# Written task
Take each line that has the word "hier" and return it.
[begin Available data]
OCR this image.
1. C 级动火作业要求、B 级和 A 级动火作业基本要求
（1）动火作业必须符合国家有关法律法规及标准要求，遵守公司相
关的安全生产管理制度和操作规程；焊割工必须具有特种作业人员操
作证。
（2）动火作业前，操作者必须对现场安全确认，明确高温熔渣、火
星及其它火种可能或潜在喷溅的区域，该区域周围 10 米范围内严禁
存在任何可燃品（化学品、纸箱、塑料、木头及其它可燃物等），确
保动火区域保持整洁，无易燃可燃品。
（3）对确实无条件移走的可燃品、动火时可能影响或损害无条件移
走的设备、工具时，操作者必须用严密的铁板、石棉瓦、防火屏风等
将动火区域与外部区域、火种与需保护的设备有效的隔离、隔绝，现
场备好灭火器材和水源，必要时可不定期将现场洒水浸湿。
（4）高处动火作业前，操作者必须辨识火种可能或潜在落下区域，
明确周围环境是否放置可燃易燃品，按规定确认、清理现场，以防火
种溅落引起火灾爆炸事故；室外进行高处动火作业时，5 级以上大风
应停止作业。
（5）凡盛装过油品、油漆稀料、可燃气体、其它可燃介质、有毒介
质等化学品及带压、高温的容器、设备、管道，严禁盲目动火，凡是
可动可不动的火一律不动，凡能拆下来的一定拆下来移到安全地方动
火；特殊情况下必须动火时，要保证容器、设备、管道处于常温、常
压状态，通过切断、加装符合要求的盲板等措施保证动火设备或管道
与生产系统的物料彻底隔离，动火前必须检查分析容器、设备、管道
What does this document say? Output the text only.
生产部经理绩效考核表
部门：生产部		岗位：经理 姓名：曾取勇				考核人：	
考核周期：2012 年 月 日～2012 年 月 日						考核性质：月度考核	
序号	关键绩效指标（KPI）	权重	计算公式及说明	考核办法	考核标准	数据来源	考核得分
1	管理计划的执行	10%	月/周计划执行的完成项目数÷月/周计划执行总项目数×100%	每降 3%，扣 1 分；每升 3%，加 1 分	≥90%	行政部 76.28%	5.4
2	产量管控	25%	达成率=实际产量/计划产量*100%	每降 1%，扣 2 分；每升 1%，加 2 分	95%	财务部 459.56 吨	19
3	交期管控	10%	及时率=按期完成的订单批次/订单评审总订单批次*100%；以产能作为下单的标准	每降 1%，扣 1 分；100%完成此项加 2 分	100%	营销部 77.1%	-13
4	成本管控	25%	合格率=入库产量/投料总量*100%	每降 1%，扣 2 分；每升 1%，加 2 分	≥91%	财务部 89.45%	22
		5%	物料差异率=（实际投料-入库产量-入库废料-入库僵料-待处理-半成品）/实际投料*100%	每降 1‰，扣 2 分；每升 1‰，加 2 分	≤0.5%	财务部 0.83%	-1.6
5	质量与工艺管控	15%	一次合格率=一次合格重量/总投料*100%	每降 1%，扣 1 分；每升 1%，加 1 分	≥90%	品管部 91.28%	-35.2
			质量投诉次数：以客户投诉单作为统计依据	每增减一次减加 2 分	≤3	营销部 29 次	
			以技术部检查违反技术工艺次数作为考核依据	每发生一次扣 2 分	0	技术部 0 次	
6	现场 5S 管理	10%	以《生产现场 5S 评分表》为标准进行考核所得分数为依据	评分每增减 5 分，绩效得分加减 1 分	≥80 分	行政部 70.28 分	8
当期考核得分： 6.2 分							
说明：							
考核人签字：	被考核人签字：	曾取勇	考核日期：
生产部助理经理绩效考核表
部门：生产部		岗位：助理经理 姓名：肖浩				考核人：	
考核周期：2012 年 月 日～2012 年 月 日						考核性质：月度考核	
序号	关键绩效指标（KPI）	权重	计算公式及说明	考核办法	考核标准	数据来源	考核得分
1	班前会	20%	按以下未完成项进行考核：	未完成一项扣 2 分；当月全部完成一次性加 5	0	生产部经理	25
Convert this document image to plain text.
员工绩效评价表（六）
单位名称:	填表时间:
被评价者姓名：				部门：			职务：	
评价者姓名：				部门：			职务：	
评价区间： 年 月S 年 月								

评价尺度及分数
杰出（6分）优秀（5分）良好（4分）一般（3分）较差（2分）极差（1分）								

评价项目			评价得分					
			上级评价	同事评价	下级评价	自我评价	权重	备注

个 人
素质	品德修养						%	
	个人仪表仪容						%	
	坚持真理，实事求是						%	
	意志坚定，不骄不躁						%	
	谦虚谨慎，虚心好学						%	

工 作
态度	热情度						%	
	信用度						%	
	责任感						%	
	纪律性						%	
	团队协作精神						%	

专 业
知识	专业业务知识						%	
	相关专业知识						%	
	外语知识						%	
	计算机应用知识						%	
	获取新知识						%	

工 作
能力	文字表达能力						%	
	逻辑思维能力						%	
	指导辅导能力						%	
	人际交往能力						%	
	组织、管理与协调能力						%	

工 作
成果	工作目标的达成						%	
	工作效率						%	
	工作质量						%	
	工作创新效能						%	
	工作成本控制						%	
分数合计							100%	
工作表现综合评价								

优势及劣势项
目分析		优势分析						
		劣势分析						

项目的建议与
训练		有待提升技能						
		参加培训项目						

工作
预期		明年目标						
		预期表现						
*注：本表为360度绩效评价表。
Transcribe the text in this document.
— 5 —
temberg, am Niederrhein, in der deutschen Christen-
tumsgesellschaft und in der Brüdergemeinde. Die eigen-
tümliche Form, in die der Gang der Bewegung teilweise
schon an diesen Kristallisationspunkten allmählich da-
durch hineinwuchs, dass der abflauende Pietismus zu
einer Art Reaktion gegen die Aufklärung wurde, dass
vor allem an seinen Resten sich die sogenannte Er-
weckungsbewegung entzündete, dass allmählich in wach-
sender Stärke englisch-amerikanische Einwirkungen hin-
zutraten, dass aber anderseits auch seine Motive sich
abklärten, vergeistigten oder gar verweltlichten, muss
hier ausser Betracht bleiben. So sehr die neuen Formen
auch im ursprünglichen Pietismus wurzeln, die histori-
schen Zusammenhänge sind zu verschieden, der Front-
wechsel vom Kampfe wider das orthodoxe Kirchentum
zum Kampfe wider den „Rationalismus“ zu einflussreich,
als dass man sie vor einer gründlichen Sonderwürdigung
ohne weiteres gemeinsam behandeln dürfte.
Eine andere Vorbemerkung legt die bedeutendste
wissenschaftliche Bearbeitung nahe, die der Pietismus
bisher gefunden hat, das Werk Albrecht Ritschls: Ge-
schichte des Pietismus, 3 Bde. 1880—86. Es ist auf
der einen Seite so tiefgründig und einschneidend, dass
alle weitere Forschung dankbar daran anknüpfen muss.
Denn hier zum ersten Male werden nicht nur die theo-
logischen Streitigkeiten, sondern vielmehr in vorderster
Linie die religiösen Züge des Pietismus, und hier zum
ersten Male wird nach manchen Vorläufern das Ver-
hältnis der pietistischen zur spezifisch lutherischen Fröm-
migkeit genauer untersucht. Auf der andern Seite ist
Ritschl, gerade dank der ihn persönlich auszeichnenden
[end Available data]
# Response to this exercise
hier ausser Betracht bleiben. So sehr die neuen Formen
Denn hier zum ersten Male werden nicht nur die theo-
Linie die religiösen Züge des Pietismus, und hier zum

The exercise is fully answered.